● What you need to do:
Find all lines in the listing that include the word "right", then copy them.

Data records
⟨

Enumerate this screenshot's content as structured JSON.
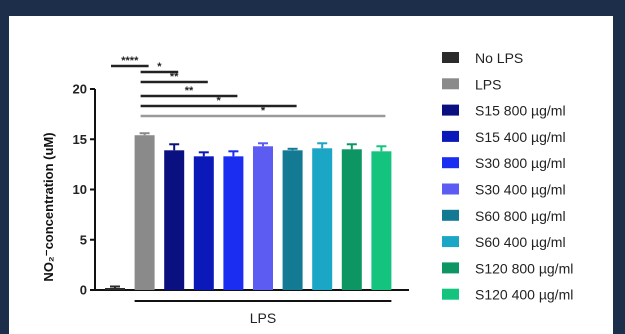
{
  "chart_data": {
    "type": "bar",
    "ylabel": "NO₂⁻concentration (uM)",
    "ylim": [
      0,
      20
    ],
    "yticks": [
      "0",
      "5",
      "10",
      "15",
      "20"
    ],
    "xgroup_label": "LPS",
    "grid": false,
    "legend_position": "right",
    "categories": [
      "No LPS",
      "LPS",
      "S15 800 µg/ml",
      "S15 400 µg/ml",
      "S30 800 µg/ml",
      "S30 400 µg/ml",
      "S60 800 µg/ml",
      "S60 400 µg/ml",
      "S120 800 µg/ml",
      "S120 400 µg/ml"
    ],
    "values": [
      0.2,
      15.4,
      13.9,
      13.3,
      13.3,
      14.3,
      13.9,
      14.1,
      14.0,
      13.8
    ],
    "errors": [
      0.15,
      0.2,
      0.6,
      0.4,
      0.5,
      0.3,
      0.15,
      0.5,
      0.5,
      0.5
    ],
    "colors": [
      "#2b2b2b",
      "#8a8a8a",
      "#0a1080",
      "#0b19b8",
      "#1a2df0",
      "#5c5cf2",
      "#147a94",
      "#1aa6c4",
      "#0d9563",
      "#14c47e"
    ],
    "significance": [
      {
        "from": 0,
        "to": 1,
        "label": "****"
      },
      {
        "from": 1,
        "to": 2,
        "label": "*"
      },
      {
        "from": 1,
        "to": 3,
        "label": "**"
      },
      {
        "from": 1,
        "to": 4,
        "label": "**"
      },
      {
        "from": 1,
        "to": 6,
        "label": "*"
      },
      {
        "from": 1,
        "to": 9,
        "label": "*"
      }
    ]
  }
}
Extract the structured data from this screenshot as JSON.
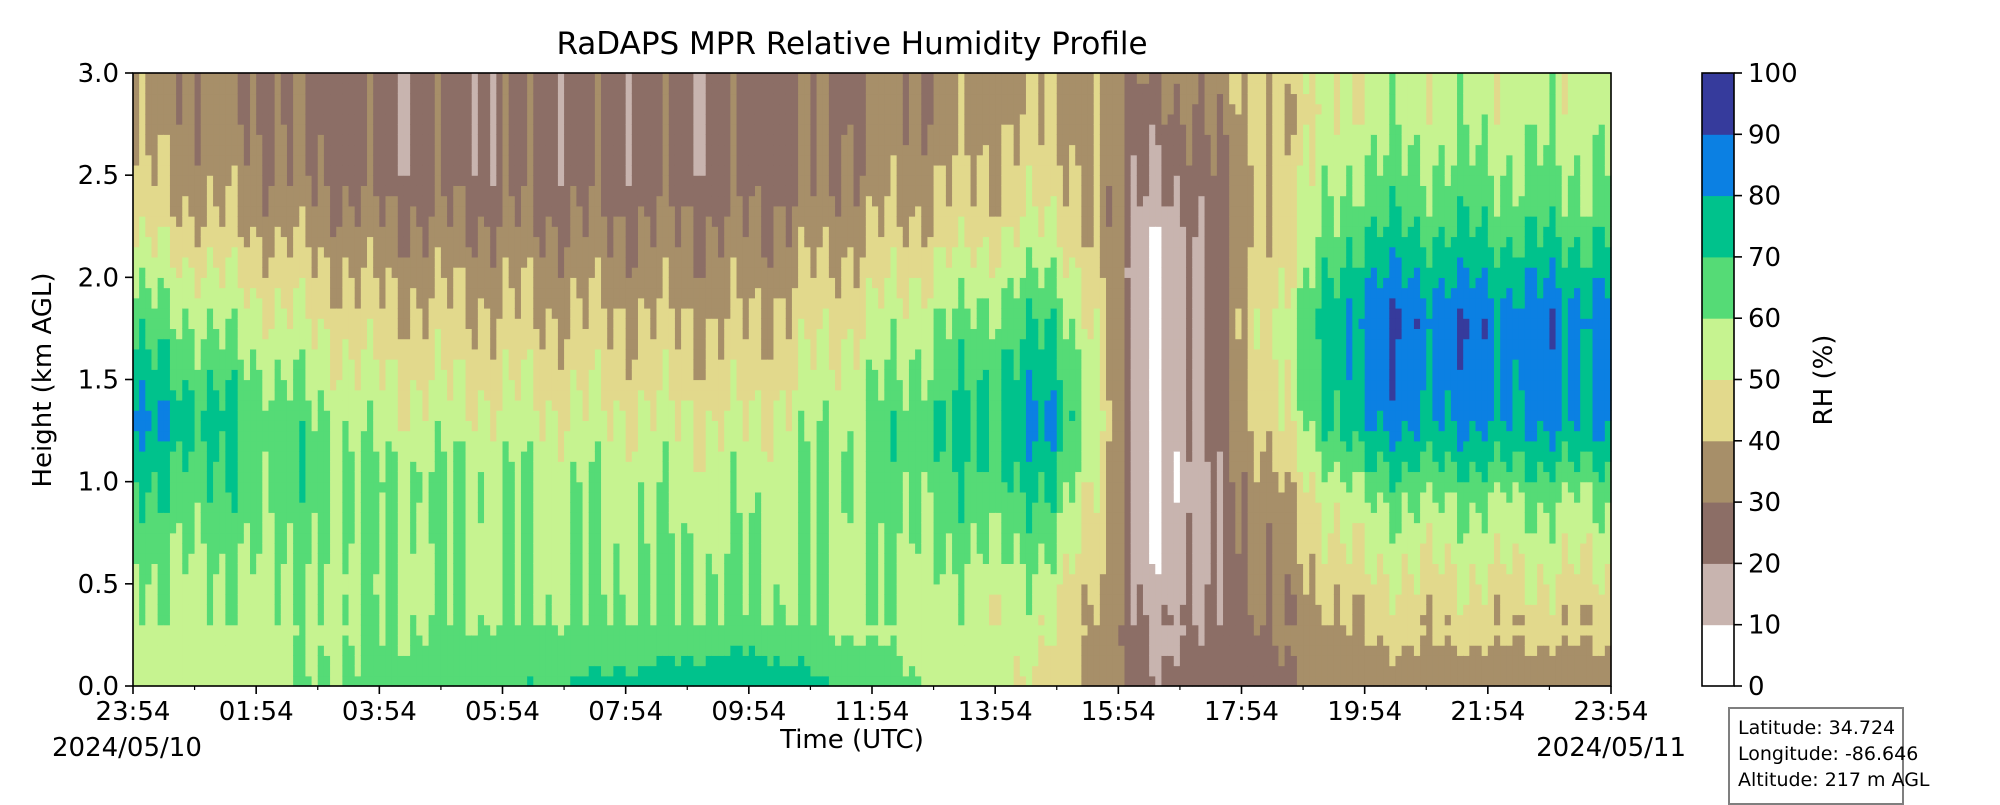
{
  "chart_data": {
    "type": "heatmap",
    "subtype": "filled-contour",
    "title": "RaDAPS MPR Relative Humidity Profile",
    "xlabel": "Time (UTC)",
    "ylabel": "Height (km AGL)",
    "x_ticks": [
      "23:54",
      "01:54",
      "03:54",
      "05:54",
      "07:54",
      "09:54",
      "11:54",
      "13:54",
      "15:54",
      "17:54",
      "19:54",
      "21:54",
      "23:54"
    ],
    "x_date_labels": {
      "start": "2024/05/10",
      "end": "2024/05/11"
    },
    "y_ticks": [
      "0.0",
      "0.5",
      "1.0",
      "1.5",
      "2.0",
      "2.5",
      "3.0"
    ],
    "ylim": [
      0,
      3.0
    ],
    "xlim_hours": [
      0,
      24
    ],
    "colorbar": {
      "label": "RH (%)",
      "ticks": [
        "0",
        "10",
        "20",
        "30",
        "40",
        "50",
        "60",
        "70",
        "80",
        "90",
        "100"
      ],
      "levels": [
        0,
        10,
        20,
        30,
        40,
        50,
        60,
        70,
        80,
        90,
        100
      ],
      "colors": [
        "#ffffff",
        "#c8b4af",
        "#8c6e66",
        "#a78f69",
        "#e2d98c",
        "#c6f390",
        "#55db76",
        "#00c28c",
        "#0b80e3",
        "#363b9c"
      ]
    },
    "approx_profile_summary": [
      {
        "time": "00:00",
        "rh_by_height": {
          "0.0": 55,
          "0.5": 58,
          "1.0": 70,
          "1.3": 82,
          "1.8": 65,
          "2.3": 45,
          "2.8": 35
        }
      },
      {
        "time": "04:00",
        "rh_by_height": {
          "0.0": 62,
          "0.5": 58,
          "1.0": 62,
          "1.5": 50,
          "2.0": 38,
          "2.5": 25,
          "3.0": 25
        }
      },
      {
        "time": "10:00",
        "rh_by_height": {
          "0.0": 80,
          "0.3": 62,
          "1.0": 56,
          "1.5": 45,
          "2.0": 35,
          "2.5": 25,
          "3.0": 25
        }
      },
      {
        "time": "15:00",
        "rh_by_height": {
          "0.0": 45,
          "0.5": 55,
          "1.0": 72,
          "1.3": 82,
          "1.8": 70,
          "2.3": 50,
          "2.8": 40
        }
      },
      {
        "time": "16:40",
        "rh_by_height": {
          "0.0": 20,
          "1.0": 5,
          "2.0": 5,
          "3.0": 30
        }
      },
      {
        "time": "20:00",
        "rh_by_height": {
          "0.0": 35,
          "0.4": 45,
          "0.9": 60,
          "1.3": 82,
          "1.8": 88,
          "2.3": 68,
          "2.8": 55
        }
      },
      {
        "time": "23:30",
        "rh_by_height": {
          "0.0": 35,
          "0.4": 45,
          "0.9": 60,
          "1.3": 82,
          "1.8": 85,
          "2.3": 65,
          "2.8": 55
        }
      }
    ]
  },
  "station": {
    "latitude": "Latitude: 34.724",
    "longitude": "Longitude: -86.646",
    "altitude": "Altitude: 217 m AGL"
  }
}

⟩
⟨

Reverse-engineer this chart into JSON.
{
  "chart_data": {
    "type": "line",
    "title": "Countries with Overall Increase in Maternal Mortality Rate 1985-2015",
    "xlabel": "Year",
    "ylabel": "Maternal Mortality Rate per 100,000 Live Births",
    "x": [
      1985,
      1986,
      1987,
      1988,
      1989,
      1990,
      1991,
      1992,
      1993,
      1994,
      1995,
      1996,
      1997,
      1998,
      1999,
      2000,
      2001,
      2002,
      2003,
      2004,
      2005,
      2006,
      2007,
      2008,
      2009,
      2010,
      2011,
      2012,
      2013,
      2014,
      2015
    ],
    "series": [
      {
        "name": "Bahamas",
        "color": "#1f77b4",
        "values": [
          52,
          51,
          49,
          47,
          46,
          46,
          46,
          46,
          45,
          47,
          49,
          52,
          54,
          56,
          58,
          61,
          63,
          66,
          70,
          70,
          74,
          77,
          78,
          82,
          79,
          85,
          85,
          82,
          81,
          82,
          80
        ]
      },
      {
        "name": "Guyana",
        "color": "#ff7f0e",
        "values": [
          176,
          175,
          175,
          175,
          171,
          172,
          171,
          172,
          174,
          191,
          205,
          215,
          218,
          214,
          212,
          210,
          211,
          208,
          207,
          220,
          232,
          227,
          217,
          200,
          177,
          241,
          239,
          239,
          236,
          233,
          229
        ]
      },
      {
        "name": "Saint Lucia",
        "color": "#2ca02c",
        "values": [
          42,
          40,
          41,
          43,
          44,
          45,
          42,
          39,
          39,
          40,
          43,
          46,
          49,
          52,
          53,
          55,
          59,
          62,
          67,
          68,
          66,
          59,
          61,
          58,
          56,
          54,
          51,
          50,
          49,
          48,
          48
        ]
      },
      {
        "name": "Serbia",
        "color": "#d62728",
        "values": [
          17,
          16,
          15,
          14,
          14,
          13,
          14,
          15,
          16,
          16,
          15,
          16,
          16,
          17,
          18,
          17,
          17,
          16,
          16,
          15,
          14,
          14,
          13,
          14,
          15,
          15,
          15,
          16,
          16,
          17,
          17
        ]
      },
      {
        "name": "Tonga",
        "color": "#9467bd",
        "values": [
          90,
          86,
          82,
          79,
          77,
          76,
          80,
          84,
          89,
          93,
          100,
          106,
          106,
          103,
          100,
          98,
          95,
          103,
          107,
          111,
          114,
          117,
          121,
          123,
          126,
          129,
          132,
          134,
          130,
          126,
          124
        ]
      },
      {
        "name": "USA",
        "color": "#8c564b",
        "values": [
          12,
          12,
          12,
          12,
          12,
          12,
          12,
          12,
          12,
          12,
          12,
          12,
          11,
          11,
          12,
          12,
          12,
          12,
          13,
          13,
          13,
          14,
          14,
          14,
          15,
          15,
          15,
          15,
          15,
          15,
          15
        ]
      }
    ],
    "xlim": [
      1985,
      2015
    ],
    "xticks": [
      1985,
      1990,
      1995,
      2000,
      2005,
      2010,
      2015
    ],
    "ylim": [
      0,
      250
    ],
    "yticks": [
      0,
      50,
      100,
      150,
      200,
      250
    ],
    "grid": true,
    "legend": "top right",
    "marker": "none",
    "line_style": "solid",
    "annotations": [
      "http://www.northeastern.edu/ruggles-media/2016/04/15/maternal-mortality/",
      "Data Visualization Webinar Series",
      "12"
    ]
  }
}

⟩
⟨

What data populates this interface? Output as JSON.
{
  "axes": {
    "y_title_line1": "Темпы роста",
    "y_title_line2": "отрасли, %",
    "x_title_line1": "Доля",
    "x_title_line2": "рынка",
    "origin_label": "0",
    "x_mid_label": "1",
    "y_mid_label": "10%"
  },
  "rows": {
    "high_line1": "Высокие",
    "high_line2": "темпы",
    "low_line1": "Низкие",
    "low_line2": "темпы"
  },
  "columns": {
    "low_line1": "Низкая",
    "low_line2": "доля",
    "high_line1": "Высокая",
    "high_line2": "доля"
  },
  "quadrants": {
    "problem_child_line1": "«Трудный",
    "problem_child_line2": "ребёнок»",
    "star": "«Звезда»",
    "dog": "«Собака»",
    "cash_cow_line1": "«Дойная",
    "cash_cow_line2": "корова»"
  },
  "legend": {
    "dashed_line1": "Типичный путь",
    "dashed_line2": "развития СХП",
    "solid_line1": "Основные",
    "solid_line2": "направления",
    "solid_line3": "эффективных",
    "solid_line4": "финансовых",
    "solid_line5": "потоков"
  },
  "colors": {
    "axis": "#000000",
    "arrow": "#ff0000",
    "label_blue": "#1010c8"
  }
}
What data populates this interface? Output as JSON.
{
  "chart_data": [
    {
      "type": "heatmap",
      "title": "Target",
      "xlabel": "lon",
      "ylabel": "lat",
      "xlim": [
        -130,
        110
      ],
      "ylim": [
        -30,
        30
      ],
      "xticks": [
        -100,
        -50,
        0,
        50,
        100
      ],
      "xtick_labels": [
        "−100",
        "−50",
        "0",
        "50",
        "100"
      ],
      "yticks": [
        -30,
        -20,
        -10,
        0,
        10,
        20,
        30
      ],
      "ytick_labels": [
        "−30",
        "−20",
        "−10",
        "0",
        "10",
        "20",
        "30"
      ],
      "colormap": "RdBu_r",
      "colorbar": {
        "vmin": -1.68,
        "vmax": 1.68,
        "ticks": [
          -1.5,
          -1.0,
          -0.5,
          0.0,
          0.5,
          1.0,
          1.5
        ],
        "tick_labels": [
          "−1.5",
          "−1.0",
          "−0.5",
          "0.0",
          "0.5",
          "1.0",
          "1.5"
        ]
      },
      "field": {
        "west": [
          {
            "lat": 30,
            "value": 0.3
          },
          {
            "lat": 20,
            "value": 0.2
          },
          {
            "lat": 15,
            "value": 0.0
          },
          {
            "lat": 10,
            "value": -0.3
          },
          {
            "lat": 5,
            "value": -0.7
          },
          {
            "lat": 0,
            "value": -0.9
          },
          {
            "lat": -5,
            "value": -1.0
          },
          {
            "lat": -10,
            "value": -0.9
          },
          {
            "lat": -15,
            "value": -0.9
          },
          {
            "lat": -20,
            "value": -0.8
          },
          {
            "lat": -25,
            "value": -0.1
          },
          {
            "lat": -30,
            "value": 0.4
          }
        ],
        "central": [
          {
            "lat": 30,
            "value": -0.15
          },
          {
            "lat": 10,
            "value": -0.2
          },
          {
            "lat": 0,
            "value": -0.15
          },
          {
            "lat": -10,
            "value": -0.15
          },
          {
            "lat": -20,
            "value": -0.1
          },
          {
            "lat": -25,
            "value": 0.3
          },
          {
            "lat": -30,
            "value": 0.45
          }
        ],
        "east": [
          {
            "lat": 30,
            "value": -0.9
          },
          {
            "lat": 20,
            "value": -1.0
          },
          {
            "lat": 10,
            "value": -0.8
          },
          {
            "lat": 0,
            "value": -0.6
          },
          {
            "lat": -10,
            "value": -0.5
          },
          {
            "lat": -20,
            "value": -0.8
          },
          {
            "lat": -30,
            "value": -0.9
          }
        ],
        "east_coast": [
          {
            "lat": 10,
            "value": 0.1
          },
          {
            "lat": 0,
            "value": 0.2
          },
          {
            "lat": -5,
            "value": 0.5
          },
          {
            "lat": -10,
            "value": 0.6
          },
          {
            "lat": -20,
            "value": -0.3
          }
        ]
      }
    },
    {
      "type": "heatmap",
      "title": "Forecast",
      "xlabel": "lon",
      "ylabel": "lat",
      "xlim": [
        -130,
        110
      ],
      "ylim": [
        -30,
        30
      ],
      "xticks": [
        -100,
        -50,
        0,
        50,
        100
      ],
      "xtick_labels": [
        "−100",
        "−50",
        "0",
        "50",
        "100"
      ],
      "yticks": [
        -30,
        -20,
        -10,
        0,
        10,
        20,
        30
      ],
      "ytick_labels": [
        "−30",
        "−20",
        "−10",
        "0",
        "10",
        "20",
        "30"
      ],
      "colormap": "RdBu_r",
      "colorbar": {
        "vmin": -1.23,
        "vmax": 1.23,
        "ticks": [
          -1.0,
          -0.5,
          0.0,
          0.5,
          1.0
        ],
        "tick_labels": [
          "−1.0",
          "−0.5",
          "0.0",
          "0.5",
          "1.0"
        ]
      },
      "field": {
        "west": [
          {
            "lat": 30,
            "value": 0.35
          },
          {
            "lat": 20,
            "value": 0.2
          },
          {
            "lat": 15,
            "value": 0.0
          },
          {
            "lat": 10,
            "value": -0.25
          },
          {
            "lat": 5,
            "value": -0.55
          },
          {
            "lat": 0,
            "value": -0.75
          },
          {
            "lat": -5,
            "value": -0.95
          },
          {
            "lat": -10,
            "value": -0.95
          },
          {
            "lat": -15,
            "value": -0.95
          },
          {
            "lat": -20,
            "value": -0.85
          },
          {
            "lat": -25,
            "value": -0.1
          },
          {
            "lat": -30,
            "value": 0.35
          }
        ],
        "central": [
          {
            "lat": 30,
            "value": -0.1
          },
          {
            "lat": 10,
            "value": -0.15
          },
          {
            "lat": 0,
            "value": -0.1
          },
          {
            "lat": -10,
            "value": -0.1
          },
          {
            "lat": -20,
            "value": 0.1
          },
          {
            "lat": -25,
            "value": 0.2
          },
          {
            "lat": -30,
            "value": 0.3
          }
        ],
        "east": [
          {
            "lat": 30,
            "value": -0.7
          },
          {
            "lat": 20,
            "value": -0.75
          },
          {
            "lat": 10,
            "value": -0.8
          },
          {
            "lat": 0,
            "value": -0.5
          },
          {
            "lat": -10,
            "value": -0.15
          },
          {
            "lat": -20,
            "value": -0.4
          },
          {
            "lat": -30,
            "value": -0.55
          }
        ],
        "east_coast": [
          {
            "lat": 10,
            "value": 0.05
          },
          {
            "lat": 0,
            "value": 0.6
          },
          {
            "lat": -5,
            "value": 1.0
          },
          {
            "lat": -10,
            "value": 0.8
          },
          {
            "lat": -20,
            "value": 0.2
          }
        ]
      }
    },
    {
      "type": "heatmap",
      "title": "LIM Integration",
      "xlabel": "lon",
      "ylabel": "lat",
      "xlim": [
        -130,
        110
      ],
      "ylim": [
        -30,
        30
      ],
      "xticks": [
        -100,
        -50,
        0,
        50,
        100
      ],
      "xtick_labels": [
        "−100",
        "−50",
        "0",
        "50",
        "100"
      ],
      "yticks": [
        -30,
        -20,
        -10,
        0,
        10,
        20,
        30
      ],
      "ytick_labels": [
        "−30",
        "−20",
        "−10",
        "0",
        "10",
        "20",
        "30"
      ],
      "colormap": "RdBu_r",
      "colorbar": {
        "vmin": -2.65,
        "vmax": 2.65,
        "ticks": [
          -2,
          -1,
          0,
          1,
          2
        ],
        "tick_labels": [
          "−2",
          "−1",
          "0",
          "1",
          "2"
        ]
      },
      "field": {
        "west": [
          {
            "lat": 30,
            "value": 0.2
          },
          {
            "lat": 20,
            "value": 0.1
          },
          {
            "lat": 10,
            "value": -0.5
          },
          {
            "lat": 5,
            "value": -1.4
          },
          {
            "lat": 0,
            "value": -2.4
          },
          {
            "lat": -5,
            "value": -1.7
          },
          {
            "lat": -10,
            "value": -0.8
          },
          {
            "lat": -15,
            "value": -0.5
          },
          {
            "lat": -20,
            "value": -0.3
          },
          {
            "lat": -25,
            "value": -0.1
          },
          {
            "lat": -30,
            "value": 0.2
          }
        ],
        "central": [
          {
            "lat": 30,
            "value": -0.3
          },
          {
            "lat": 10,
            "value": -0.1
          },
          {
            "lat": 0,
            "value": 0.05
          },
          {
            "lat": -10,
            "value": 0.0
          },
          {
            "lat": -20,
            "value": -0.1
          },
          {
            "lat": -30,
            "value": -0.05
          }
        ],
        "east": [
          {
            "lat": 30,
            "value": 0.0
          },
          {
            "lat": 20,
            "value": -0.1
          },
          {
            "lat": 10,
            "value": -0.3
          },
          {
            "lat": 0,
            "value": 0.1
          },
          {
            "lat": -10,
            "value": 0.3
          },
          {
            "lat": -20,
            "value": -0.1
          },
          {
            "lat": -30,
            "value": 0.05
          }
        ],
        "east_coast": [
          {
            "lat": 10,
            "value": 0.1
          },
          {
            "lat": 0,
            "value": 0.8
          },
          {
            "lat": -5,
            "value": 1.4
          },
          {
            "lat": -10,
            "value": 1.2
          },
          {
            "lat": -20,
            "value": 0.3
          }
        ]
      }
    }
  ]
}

⟩

● Written response:
    "legend_position": "right",
    "legend": "top right",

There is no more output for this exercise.